## What you should do
Only the number is wanted: how many lines contain the word "player"?

## Raw records
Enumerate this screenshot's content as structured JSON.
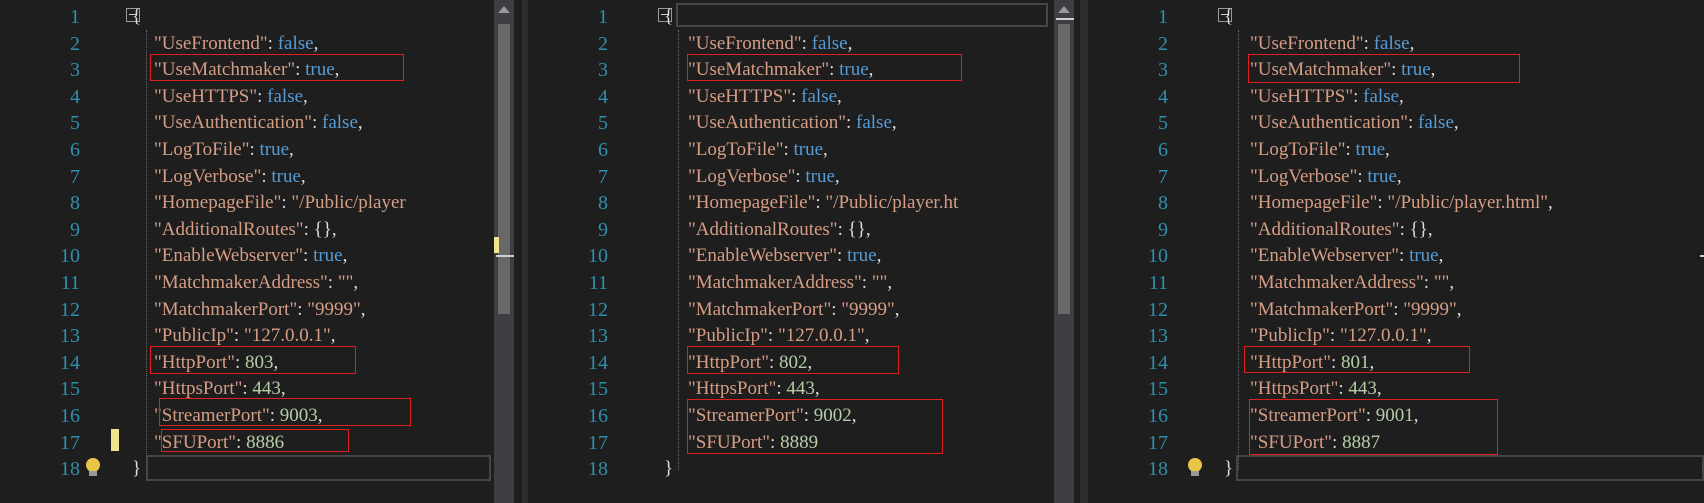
{
  "panes": [
    {
      "id": "left",
      "line_numbers": [
        "1",
        "2",
        "3",
        "4",
        "5",
        "6",
        "7",
        "8",
        "9",
        "10",
        "11",
        "12",
        "13",
        "14",
        "15",
        "16",
        "17",
        "18"
      ],
      "lines": [
        [
          [
            "punc",
            "{"
          ]
        ],
        [
          [
            "key",
            "\"UseFrontend\""
          ],
          [
            "punc",
            ": "
          ],
          [
            "bool",
            "false"
          ],
          [
            "punc",
            ","
          ]
        ],
        [
          [
            "key",
            "\"UseMatchmaker\""
          ],
          [
            "punc",
            ": "
          ],
          [
            "bool",
            "true"
          ],
          [
            "punc",
            ","
          ]
        ],
        [
          [
            "key",
            "\"UseHTTPS\""
          ],
          [
            "punc",
            ": "
          ],
          [
            "bool",
            "false"
          ],
          [
            "punc",
            ","
          ]
        ],
        [
          [
            "key",
            "\"UseAuthentication\""
          ],
          [
            "punc",
            ": "
          ],
          [
            "bool",
            "false"
          ],
          [
            "punc",
            ","
          ]
        ],
        [
          [
            "key",
            "\"LogToFile\""
          ],
          [
            "punc",
            ": "
          ],
          [
            "bool",
            "true"
          ],
          [
            "punc",
            ","
          ]
        ],
        [
          [
            "key",
            "\"LogVerbose\""
          ],
          [
            "punc",
            ": "
          ],
          [
            "bool",
            "true"
          ],
          [
            "punc",
            ","
          ]
        ],
        [
          [
            "key",
            "\"HomepageFile\""
          ],
          [
            "punc",
            ": "
          ],
          [
            "str",
            "\"/Public/player"
          ]
        ],
        [
          [
            "key",
            "\"AdditionalRoutes\""
          ],
          [
            "punc",
            ": {},"
          ]
        ],
        [
          [
            "key",
            "\"EnableWebserver\""
          ],
          [
            "punc",
            ": "
          ],
          [
            "bool",
            "true"
          ],
          [
            "punc",
            ","
          ]
        ],
        [
          [
            "key",
            "\"MatchmakerAddress\""
          ],
          [
            "punc",
            ": "
          ],
          [
            "str",
            "\"\""
          ],
          [
            "punc",
            ","
          ]
        ],
        [
          [
            "key",
            "\"MatchmakerPort\""
          ],
          [
            "punc",
            ": "
          ],
          [
            "str",
            "\"9999\""
          ],
          [
            "punc",
            ","
          ]
        ],
        [
          [
            "key",
            "\"PublicIp\""
          ],
          [
            "punc",
            ": "
          ],
          [
            "str",
            "\"127.0.0.1\""
          ],
          [
            "punc",
            ","
          ]
        ],
        [
          [
            "key",
            "\"HttpPort\""
          ],
          [
            "punc",
            ": "
          ],
          [
            "num",
            "803"
          ],
          [
            "punc",
            ","
          ]
        ],
        [
          [
            "key",
            "\"HttpsPort\""
          ],
          [
            "punc",
            ": "
          ],
          [
            "num",
            "443"
          ],
          [
            "punc",
            ","
          ]
        ],
        [
          [
            "key",
            "\"StreamerPort\""
          ],
          [
            "punc",
            ": "
          ],
          [
            "num",
            "9003"
          ],
          [
            "punc",
            ","
          ]
        ],
        [
          [
            "key",
            "\"SFUPort\""
          ],
          [
            "punc",
            ": "
          ],
          [
            "num",
            "8886"
          ]
        ],
        [
          [
            "punc",
            "}"
          ]
        ]
      ]
    },
    {
      "id": "middle",
      "line_numbers": [
        "1",
        "2",
        "3",
        "4",
        "5",
        "6",
        "7",
        "8",
        "9",
        "10",
        "11",
        "12",
        "13",
        "14",
        "15",
        "16",
        "17",
        "18"
      ],
      "lines": [
        [
          [
            "punc",
            "{"
          ]
        ],
        [
          [
            "key",
            "\"UseFrontend\""
          ],
          [
            "punc",
            ": "
          ],
          [
            "bool",
            "false"
          ],
          [
            "punc",
            ","
          ]
        ],
        [
          [
            "key",
            "\"UseMatchmaker\""
          ],
          [
            "punc",
            ": "
          ],
          [
            "bool",
            "true"
          ],
          [
            "punc",
            ","
          ]
        ],
        [
          [
            "key",
            "\"UseHTTPS\""
          ],
          [
            "punc",
            ": "
          ],
          [
            "bool",
            "false"
          ],
          [
            "punc",
            ","
          ]
        ],
        [
          [
            "key",
            "\"UseAuthentication\""
          ],
          [
            "punc",
            ": "
          ],
          [
            "bool",
            "false"
          ],
          [
            "punc",
            ","
          ]
        ],
        [
          [
            "key",
            "\"LogToFile\""
          ],
          [
            "punc",
            ": "
          ],
          [
            "bool",
            "true"
          ],
          [
            "punc",
            ","
          ]
        ],
        [
          [
            "key",
            "\"LogVerbose\""
          ],
          [
            "punc",
            ": "
          ],
          [
            "bool",
            "true"
          ],
          [
            "punc",
            ","
          ]
        ],
        [
          [
            "key",
            "\"HomepageFile\""
          ],
          [
            "punc",
            ": "
          ],
          [
            "str",
            "\"/Public/player.ht"
          ]
        ],
        [
          [
            "key",
            "\"AdditionalRoutes\""
          ],
          [
            "punc",
            ": {},"
          ]
        ],
        [
          [
            "key",
            "\"EnableWebserver\""
          ],
          [
            "punc",
            ": "
          ],
          [
            "bool",
            "true"
          ],
          [
            "punc",
            ","
          ]
        ],
        [
          [
            "key",
            "\"MatchmakerAddress\""
          ],
          [
            "punc",
            ": "
          ],
          [
            "str",
            "\"\""
          ],
          [
            "punc",
            ","
          ]
        ],
        [
          [
            "key",
            "\"MatchmakerPort\""
          ],
          [
            "punc",
            ": "
          ],
          [
            "str",
            "\"9999\""
          ],
          [
            "punc",
            ","
          ]
        ],
        [
          [
            "key",
            "\"PublicIp\""
          ],
          [
            "punc",
            ": "
          ],
          [
            "str",
            "\"127.0.0.1\""
          ],
          [
            "punc",
            ","
          ]
        ],
        [
          [
            "key",
            "\"HttpPort\""
          ],
          [
            "punc",
            ": "
          ],
          [
            "num",
            "802"
          ],
          [
            "punc",
            ","
          ]
        ],
        [
          [
            "key",
            "\"HttpsPort\""
          ],
          [
            "punc",
            ": "
          ],
          [
            "num",
            "443"
          ],
          [
            "punc",
            ","
          ]
        ],
        [
          [
            "key",
            "\"StreamerPort\""
          ],
          [
            "punc",
            ": "
          ],
          [
            "num",
            "9002"
          ],
          [
            "punc",
            ","
          ]
        ],
        [
          [
            "key",
            "\"SFUPort\""
          ],
          [
            "punc",
            ": "
          ],
          [
            "num",
            "8889"
          ]
        ],
        [
          [
            "punc",
            "}"
          ]
        ]
      ]
    },
    {
      "id": "right",
      "line_numbers": [
        "1",
        "2",
        "3",
        "4",
        "5",
        "6",
        "7",
        "8",
        "9",
        "10",
        "11",
        "12",
        "13",
        "14",
        "15",
        "16",
        "17",
        "18"
      ],
      "lines": [
        [
          [
            "punc",
            "{"
          ]
        ],
        [
          [
            "key",
            "\"UseFrontend\""
          ],
          [
            "punc",
            ": "
          ],
          [
            "bool",
            "false"
          ],
          [
            "punc",
            ","
          ]
        ],
        [
          [
            "key",
            "\"UseMatchmaker\""
          ],
          [
            "punc",
            ": "
          ],
          [
            "bool",
            "true"
          ],
          [
            "punc",
            ","
          ]
        ],
        [
          [
            "key",
            "\"UseHTTPS\""
          ],
          [
            "punc",
            ": "
          ],
          [
            "bool",
            "false"
          ],
          [
            "punc",
            ","
          ]
        ],
        [
          [
            "key",
            "\"UseAuthentication\""
          ],
          [
            "punc",
            ": "
          ],
          [
            "bool",
            "false"
          ],
          [
            "punc",
            ","
          ]
        ],
        [
          [
            "key",
            "\"LogToFile\""
          ],
          [
            "punc",
            ": "
          ],
          [
            "bool",
            "true"
          ],
          [
            "punc",
            ","
          ]
        ],
        [
          [
            "key",
            "\"LogVerbose\""
          ],
          [
            "punc",
            ": "
          ],
          [
            "bool",
            "true"
          ],
          [
            "punc",
            ","
          ]
        ],
        [
          [
            "key",
            "\"HomepageFile\""
          ],
          [
            "punc",
            ": "
          ],
          [
            "str",
            "\"/Public/player.html\""
          ],
          [
            "punc",
            ","
          ]
        ],
        [
          [
            "key",
            "\"AdditionalRoutes\""
          ],
          [
            "punc",
            ": {},"
          ]
        ],
        [
          [
            "key",
            "\"EnableWebserver\""
          ],
          [
            "punc",
            ": "
          ],
          [
            "bool",
            "true"
          ],
          [
            "punc",
            ","
          ]
        ],
        [
          [
            "key",
            "\"MatchmakerAddress\""
          ],
          [
            "punc",
            ": "
          ],
          [
            "str",
            "\"\""
          ],
          [
            "punc",
            ","
          ]
        ],
        [
          [
            "key",
            "\"MatchmakerPort\""
          ],
          [
            "punc",
            ": "
          ],
          [
            "str",
            "\"9999\""
          ],
          [
            "punc",
            ","
          ]
        ],
        [
          [
            "key",
            "\"PublicIp\""
          ],
          [
            "punc",
            ": "
          ],
          [
            "str",
            "\"127.0.0.1\""
          ],
          [
            "punc",
            ","
          ]
        ],
        [
          [
            "key",
            "\"HttpPort\""
          ],
          [
            "punc",
            ": "
          ],
          [
            "num",
            "801"
          ],
          [
            "punc",
            ","
          ]
        ],
        [
          [
            "key",
            "\"HttpsPort\""
          ],
          [
            "punc",
            ": "
          ],
          [
            "num",
            "443"
          ],
          [
            "punc",
            ","
          ]
        ],
        [
          [
            "key",
            "\"StreamerPort\""
          ],
          [
            "punc",
            ": "
          ],
          [
            "num",
            "9001"
          ],
          [
            "punc",
            ","
          ]
        ],
        [
          [
            "key",
            "\"SFUPort\""
          ],
          [
            "punc",
            ": "
          ],
          [
            "num",
            "8887"
          ]
        ],
        [
          [
            "punc",
            "}"
          ]
        ]
      ]
    }
  ],
  "icons": {
    "fold": "collapse-region-icon",
    "bulb": "lightbulb-icon"
  },
  "colors": {
    "editor_bg": "#1e1e1e",
    "line_number": "#2b91af",
    "string": "#d69d85",
    "keyword": "#569cd6",
    "number": "#b5cea8",
    "highlight_box": "#e02020"
  }
}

## Final answer
3